--- DATA TO PROCESS ---
□ □ □

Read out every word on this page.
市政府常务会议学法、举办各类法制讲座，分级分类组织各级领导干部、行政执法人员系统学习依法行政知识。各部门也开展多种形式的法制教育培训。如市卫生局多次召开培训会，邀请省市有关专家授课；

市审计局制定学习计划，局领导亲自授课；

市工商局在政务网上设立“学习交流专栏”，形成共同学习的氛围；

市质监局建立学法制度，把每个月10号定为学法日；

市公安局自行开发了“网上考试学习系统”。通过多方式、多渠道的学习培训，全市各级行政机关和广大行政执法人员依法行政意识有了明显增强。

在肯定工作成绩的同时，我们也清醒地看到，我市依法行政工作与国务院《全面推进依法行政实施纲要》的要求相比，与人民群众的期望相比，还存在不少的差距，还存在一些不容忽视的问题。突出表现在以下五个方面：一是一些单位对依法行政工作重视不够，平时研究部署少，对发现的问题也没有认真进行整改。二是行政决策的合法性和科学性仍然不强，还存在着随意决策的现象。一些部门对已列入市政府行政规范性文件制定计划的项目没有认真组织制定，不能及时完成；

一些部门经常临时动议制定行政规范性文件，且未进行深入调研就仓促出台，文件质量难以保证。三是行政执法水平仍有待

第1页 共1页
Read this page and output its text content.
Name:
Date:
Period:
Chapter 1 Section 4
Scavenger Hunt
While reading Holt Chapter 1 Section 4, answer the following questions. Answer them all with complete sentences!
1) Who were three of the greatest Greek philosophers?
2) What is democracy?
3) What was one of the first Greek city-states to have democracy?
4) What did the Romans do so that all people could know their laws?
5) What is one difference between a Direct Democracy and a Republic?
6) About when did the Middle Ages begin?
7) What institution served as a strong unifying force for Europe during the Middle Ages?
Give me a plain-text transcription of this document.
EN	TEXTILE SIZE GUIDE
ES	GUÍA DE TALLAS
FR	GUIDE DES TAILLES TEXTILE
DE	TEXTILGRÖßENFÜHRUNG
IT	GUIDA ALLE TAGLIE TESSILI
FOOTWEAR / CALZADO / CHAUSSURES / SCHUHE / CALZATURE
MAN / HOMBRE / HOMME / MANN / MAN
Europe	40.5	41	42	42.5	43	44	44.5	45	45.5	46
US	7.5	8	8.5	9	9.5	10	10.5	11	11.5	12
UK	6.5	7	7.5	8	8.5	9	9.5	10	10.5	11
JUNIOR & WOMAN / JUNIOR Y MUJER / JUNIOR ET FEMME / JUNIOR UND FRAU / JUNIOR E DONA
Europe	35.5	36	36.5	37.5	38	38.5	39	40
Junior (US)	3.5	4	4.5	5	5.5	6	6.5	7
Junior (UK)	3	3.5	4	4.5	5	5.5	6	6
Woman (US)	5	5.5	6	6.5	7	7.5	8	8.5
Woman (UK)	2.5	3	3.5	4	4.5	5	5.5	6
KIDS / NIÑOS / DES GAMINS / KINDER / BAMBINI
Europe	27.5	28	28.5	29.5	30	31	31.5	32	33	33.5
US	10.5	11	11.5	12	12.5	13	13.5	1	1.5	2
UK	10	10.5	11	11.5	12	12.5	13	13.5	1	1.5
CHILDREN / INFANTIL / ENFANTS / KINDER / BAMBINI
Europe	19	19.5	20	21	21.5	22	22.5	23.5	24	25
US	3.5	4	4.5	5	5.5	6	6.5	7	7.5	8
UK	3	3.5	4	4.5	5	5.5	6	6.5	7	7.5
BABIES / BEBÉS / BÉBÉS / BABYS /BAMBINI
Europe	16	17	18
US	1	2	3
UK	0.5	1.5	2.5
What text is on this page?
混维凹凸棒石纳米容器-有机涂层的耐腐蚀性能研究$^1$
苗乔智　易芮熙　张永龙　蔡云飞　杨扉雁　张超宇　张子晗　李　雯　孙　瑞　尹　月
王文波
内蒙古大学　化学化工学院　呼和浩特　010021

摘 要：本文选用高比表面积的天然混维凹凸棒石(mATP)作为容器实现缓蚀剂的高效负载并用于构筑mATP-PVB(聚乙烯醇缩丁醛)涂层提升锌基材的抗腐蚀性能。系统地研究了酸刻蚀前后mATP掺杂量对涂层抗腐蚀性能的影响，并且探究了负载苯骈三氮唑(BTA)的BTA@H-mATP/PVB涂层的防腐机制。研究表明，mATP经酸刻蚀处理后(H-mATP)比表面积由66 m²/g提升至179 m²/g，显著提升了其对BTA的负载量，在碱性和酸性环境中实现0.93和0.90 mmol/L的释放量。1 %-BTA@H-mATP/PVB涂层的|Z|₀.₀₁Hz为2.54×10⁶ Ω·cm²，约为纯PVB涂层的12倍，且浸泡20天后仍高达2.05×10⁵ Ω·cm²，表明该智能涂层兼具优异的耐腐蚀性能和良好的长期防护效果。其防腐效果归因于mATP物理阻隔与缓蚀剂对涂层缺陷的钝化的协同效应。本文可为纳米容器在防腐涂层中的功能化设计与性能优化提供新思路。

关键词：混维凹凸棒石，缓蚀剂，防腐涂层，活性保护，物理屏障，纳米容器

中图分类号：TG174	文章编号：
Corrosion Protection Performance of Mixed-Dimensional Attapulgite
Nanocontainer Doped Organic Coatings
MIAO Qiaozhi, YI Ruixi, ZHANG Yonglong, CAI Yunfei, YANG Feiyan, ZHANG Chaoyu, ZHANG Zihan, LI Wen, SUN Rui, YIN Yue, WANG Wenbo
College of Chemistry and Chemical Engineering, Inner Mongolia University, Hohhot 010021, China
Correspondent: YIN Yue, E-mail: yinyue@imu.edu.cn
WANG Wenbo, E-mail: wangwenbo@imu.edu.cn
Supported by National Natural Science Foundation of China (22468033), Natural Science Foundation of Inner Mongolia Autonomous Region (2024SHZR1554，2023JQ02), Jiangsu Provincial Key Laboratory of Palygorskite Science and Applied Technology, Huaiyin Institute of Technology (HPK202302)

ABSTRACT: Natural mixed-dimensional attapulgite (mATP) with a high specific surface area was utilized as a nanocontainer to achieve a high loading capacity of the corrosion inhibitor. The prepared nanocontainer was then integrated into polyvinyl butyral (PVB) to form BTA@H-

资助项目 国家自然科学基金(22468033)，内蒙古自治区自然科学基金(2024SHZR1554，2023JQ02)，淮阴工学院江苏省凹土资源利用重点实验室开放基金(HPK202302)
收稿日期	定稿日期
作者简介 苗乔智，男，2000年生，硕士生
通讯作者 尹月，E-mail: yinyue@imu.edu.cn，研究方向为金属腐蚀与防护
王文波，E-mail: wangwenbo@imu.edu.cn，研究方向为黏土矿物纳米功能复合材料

□ □ □

--- PROBLEM DETAILS ---
Pick out each line containing "Mongolia" and report it.

--- COMPLETED EXERCISE ---
College of Chemistry and Chemical Engineering, Inner Mongolia University, Hohhot 010021, China
Supported by National Natural Science Foundation of China (22468033), Natural Science Foundation of Inner Mongolia Autonomous Region (2024SHZR1554，2023JQ02), Jiangsu Provincial Key Laboratory of Palygorskite Science and Applied Technology, Huaiyin Institute of Technology (HPK202302)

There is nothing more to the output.